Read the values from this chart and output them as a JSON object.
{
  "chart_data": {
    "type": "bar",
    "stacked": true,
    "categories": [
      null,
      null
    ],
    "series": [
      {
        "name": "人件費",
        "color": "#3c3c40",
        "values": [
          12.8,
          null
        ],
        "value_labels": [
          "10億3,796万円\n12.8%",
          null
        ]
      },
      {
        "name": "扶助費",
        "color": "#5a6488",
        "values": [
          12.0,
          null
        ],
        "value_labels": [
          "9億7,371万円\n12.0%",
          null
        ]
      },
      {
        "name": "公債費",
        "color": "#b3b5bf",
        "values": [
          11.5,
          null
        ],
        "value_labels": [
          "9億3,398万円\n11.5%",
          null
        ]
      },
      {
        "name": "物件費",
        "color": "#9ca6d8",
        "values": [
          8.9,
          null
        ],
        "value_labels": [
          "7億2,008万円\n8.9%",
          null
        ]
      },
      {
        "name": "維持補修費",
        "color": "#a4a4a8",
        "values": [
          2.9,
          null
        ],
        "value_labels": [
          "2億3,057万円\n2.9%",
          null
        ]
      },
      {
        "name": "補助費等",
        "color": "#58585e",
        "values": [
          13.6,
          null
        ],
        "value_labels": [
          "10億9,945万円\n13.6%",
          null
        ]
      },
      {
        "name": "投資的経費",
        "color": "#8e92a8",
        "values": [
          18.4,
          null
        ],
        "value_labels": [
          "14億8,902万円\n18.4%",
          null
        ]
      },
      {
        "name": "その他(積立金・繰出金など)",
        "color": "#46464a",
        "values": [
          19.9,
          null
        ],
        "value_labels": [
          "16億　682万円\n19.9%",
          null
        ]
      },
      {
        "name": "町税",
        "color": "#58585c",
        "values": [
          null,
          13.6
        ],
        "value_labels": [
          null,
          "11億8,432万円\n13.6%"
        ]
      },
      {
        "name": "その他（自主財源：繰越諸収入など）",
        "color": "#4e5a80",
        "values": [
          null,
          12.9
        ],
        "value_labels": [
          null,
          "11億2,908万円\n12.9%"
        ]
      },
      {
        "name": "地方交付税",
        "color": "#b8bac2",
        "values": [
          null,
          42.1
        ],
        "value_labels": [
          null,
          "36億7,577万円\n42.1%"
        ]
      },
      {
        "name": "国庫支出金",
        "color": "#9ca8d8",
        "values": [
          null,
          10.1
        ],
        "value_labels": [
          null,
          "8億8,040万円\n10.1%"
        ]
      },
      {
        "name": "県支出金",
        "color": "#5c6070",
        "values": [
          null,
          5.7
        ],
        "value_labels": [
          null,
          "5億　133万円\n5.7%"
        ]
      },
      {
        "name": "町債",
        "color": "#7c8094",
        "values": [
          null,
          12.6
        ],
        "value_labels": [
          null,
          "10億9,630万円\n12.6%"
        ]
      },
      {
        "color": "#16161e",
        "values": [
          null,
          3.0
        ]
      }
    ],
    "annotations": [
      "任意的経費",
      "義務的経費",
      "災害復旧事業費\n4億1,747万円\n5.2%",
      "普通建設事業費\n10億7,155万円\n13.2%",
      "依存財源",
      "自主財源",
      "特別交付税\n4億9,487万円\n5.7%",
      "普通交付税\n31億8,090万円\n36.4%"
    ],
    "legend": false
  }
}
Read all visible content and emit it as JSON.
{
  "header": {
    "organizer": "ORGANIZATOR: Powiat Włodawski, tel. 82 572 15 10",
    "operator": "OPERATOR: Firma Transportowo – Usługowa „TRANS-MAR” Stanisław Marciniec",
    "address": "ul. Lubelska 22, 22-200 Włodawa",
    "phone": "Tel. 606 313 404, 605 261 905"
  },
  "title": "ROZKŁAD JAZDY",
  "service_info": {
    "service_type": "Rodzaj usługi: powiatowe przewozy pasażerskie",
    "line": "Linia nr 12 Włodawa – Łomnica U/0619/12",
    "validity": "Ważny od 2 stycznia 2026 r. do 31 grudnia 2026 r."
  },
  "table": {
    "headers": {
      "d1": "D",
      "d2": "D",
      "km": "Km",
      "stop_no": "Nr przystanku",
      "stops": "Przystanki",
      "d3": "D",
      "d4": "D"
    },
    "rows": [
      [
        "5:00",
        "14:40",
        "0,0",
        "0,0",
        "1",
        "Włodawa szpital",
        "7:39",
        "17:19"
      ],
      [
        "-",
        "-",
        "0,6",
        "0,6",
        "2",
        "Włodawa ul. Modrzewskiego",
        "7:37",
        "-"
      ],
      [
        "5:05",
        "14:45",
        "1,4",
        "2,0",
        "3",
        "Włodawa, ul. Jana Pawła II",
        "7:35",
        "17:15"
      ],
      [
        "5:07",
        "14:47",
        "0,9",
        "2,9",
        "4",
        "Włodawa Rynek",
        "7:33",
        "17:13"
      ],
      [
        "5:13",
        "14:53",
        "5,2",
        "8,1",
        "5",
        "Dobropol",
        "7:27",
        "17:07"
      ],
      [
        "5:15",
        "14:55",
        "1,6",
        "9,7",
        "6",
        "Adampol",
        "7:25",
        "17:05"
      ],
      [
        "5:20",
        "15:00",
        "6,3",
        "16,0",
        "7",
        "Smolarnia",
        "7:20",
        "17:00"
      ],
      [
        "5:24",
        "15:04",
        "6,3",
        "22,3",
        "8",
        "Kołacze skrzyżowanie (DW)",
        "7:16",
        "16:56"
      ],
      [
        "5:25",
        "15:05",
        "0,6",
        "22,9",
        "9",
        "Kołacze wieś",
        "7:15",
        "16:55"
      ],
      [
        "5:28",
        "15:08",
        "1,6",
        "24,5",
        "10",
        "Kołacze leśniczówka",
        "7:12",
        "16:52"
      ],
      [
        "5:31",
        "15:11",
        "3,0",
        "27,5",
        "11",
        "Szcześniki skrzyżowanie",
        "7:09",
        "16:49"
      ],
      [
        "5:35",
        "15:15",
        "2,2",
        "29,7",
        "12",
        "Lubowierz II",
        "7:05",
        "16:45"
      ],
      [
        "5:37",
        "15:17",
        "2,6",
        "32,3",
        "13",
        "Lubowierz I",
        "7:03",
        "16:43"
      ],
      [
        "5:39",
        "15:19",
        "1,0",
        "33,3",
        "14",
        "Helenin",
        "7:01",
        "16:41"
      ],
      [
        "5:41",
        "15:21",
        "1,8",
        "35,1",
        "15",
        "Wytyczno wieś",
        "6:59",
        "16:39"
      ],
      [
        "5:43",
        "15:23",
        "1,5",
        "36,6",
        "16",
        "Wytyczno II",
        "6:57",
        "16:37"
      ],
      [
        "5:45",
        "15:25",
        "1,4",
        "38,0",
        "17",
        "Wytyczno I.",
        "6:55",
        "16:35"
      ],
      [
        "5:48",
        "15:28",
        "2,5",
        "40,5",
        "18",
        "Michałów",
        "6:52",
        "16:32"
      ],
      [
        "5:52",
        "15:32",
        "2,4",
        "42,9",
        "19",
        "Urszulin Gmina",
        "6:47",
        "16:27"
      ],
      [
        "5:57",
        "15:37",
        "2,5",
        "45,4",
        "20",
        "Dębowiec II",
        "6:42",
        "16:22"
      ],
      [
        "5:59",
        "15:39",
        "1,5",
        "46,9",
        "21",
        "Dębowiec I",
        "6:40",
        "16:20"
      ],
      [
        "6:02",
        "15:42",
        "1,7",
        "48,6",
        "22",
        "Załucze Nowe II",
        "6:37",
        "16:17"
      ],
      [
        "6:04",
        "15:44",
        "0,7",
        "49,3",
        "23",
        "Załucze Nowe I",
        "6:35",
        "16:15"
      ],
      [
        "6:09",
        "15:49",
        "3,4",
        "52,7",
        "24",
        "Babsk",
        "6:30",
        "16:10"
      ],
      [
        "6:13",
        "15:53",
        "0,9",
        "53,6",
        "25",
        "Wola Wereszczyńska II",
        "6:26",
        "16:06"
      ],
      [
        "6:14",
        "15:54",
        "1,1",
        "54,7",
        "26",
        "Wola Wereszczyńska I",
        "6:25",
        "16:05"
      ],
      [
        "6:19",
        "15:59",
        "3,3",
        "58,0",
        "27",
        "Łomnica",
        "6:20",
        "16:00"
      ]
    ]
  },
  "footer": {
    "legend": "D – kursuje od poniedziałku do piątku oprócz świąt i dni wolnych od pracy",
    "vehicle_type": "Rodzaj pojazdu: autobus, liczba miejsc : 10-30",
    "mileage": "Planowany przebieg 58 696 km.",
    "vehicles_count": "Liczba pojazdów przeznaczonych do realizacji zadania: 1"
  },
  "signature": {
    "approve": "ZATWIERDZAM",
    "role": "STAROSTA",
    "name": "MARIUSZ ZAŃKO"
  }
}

▶ The task
Collect each line above holding the string "JSON".

▶ Answer to the exercise
Read the values from this chart and output them as a JSON object.
Read all visible content and emit it as JSON.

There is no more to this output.